Problem: Identify the lines that contain the string "name" and copy all of them.

■ ■ ■

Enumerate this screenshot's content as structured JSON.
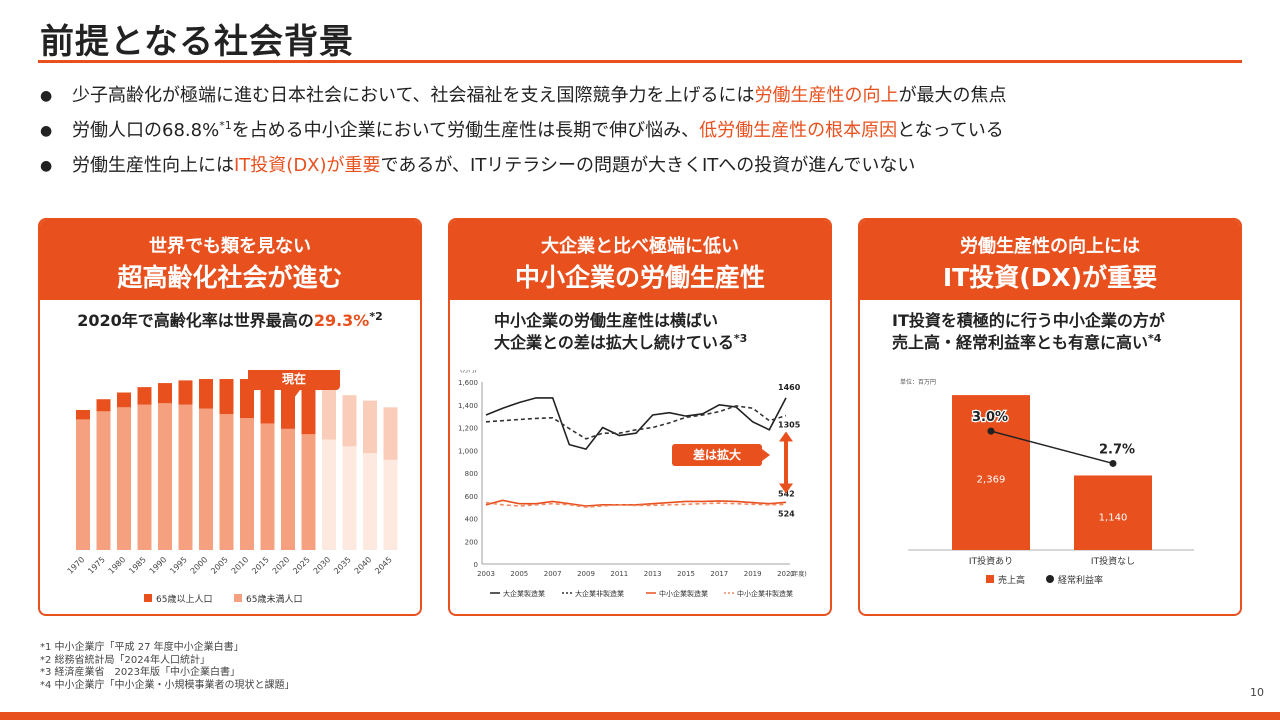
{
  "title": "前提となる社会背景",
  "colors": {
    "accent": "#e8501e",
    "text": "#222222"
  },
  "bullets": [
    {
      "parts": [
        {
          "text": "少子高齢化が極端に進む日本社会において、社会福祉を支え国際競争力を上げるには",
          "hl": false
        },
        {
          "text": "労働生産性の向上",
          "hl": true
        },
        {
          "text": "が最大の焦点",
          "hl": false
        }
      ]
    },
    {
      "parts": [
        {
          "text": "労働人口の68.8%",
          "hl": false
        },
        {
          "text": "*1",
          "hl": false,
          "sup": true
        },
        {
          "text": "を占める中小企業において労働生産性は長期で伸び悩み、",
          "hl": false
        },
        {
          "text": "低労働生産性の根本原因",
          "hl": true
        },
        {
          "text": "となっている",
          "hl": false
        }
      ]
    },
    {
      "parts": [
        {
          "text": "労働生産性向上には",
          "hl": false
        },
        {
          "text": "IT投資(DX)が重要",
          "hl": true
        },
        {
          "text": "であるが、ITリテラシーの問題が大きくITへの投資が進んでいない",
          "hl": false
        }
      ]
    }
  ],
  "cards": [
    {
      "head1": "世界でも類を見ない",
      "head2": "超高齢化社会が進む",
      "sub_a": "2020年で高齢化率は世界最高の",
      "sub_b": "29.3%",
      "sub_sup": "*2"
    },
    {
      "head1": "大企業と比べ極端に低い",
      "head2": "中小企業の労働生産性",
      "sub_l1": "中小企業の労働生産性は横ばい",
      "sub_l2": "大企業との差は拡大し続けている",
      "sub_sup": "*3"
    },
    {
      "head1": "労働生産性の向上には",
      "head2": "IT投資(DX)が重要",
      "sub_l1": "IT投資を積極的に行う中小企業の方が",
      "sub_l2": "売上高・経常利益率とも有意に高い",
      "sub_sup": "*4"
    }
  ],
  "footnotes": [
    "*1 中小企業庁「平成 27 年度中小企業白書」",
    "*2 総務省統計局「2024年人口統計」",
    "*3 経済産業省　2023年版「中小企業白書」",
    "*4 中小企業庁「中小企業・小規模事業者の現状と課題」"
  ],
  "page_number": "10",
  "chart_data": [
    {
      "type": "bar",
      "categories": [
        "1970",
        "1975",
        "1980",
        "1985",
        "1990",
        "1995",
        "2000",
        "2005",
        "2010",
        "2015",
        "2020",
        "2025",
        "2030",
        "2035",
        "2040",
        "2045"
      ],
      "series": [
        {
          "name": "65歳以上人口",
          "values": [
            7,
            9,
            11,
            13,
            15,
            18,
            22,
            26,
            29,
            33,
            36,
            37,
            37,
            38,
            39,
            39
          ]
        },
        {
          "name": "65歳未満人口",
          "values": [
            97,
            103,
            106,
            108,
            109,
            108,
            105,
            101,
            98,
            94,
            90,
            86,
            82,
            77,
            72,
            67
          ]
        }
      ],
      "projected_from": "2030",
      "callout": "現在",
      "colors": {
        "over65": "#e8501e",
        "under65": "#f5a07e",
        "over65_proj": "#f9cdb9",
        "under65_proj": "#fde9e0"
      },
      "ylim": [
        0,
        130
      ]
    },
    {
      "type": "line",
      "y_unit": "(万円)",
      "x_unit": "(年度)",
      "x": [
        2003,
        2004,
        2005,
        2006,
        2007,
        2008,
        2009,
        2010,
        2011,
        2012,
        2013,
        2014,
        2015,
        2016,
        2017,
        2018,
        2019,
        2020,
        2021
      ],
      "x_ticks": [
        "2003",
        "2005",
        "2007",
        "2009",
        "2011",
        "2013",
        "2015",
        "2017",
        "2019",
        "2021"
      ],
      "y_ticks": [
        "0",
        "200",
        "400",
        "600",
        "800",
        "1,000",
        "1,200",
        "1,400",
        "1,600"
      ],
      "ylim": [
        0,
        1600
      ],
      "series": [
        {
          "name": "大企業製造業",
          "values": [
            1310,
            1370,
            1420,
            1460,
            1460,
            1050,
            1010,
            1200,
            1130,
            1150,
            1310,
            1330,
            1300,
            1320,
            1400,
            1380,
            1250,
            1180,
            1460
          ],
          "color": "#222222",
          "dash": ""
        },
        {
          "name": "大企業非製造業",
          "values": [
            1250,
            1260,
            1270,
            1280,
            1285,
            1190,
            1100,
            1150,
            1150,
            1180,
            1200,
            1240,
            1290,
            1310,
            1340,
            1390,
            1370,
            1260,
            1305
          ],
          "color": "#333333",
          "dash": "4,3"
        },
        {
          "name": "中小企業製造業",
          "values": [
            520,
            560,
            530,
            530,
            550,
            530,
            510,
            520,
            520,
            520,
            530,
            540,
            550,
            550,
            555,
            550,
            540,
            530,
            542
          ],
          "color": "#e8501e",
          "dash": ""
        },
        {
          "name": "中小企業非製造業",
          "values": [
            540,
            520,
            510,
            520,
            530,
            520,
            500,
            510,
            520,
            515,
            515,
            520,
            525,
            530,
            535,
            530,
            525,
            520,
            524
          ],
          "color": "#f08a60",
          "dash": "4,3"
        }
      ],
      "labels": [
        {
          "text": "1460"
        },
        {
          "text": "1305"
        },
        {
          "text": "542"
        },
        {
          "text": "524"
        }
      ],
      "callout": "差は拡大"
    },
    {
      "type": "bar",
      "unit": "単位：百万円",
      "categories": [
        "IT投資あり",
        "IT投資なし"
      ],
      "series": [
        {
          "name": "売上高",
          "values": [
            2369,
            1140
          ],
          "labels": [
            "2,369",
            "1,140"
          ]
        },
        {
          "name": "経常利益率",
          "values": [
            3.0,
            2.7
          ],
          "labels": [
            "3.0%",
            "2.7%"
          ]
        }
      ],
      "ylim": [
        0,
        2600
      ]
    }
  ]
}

■ ■ ■

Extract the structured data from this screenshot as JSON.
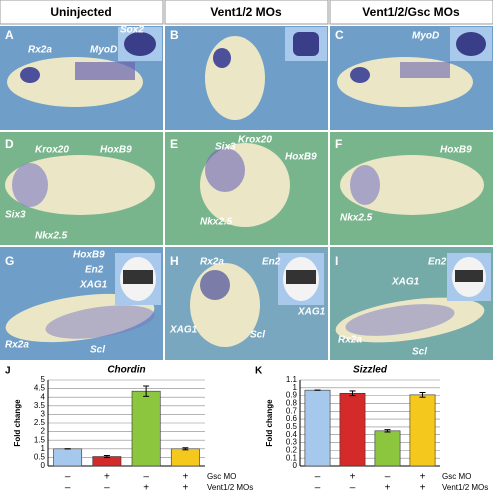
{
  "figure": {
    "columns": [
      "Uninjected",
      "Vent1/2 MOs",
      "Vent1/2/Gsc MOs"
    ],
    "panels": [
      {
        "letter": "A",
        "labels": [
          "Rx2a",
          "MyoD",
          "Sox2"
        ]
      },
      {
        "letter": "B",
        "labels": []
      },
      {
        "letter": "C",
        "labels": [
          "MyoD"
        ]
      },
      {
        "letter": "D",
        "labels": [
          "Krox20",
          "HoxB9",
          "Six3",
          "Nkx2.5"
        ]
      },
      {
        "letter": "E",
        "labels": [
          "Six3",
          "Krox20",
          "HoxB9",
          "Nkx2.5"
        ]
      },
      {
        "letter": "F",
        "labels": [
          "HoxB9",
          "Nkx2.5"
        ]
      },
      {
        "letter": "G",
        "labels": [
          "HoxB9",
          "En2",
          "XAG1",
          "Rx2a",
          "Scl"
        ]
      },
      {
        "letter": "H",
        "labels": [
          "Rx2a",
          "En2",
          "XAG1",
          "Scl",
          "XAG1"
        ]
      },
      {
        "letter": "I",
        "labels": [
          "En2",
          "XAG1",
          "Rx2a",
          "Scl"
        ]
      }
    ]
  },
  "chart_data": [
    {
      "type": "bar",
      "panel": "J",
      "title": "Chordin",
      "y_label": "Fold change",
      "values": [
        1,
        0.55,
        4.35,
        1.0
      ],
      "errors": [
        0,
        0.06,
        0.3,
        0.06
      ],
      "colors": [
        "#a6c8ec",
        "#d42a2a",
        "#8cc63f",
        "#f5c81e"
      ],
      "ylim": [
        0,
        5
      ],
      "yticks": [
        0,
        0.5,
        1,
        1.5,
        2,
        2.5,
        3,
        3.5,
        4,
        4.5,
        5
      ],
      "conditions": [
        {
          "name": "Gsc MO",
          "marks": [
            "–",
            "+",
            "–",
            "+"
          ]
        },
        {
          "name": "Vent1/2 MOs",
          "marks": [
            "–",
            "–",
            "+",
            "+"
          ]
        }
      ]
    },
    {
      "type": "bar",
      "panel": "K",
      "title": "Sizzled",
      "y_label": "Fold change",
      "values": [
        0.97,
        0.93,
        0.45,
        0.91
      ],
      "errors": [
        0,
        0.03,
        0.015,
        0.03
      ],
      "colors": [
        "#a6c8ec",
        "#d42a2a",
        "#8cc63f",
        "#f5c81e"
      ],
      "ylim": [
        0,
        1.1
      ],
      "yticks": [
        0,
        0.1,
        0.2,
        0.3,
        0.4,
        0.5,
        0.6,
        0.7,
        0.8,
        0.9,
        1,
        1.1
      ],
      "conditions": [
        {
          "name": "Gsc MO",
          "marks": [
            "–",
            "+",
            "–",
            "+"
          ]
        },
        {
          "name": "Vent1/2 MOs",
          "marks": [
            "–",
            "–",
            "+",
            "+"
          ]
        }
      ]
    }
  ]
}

■ ■ ■

Response:
          "name": "65歳以上人口",
          "name": "65歳未満人口",
          "name": "大企業製造業",
          "name": "大企業非製造業",
          "name": "中小企業製造業",
          "name": "中小企業非製造業",
          "name": "売上高",
          "name": "経常利益率",
          "name": "Gsc MO",
          "name": "Vent1/2 MOs",
          "name": "Gsc MO",
          "name": "Vent1/2 MOs",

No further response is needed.